§ Written exercise:
Copy each line of the data below exactly, leaving out pictures.

________________________________________

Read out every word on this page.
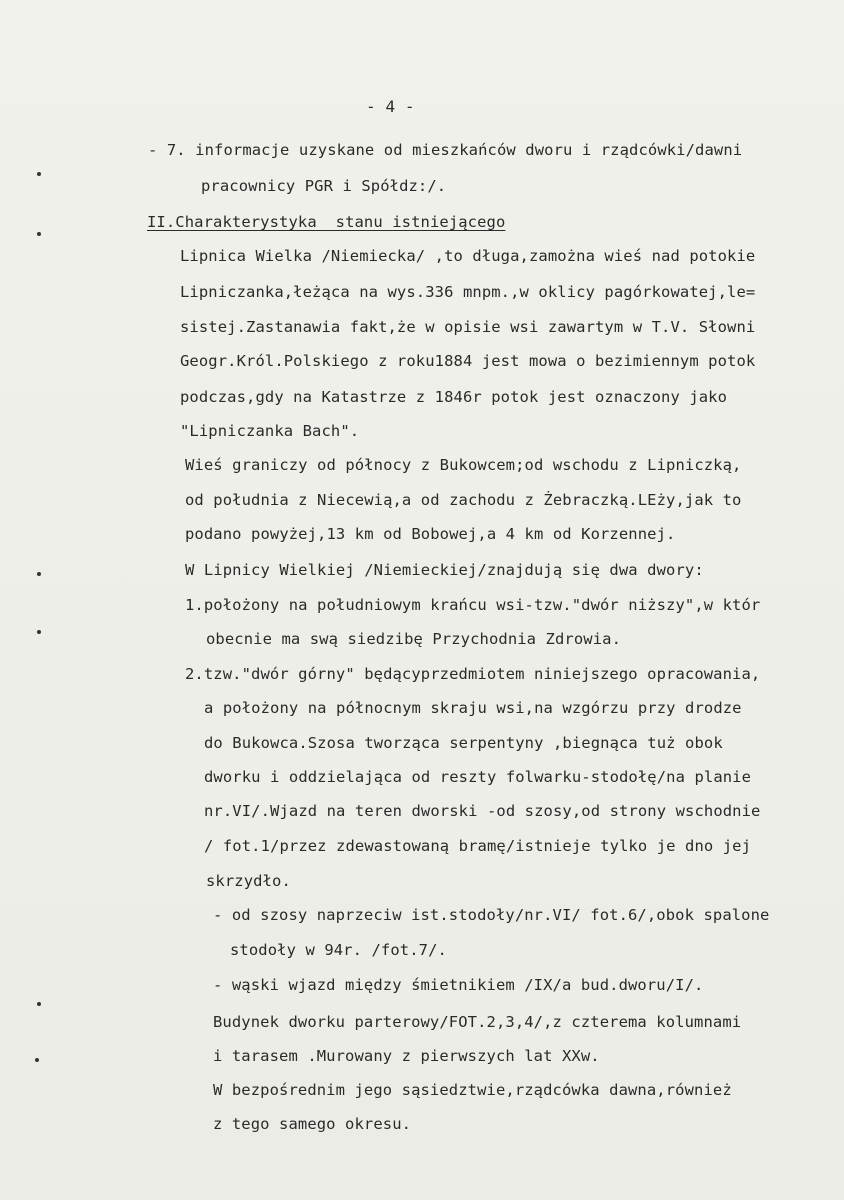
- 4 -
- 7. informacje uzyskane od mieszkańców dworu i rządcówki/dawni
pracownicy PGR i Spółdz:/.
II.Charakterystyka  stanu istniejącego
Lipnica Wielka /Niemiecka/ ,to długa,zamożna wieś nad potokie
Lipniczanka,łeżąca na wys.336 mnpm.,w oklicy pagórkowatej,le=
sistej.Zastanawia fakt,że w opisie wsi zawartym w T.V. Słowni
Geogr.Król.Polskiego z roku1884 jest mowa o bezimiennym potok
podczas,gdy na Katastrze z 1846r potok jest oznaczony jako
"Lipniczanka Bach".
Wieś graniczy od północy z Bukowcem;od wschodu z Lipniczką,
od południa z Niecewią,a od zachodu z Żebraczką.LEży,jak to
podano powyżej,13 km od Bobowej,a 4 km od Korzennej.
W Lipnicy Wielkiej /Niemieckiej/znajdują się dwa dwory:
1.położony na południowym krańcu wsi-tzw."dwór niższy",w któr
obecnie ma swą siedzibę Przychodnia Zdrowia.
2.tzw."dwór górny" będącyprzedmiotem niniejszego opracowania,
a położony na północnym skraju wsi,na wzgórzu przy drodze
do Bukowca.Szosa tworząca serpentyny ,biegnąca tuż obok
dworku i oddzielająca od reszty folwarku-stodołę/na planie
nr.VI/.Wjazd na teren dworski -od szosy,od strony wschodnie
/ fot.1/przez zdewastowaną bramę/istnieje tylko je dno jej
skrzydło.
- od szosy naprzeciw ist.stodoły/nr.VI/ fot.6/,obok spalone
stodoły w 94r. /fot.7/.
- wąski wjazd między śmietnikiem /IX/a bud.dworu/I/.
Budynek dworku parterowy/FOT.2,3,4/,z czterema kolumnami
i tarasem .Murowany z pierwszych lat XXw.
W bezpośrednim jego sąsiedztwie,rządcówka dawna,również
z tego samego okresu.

________________________________________

§ Final answer:
Read out every word on this page.
- 4 -
- 7. informacje uzyskane od mieszkańców dworu i rządcówki/dawni
pracownicy PGR i Spółdz:/.
II.Charakterystyka  stanu istniejącego
Lipnica Wielka /Niemiecka/ ,to długa,zamożna wieś nad potokie
Lipniczanka,łeżąca na wys.336 mnpm.,w oklicy pagórkowatej,le=
sistej.Zastanawia fakt,że w opisie wsi zawartym w T.V. Słowni
Geogr.Król.Polskiego z roku1884 jest mowa o bezimiennym potok
podczas,gdy na Katastrze z 1846r potok jest oznaczony jako
"Lipniczanka Bach".
Wieś graniczy od północy z Bukowcem;od wschodu z Lipniczką,
od południa z Niecewią,a od zachodu z Żebraczką.LEży,jak to
podano powyżej,13 km od Bobowej,a 4 km od Korzennej.
W Lipnicy Wielkiej /Niemieckiej/znajdują się dwa dwory:
1.położony na południowym krańcu wsi-tzw."dwór niższy",w któr
obecnie ma swą siedzibę Przychodnia Zdrowia.
2.tzw."dwór górny" będącyprzedmiotem niniejszego opracowania,
a położony na północnym skraju wsi,na wzgórzu przy drodze
do Bukowca.Szosa tworząca serpentyny ,biegnąca tuż obok
dworku i oddzielająca od reszty folwarku-stodołę/na planie
nr.VI/.Wjazd na teren dworski -od szosy,od strony wschodnie
/ fot.1/przez zdewastowaną bramę/istnieje tylko je dno jej
skrzydło.
- od szosy naprzeciw ist.stodoły/nr.VI/ fot.6/,obok spalone
stodoły w 94r. /fot.7/.
- wąski wjazd między śmietnikiem /IX/a bud.dworu/I/.
Budynek dworku parterowy/FOT.2,3,4/,z czterema kolumnami
i tarasem .Murowany z pierwszych lat XXw.
W bezpośrednim jego sąsiedztwie,rządcówka dawna,również
z tego samego okresu.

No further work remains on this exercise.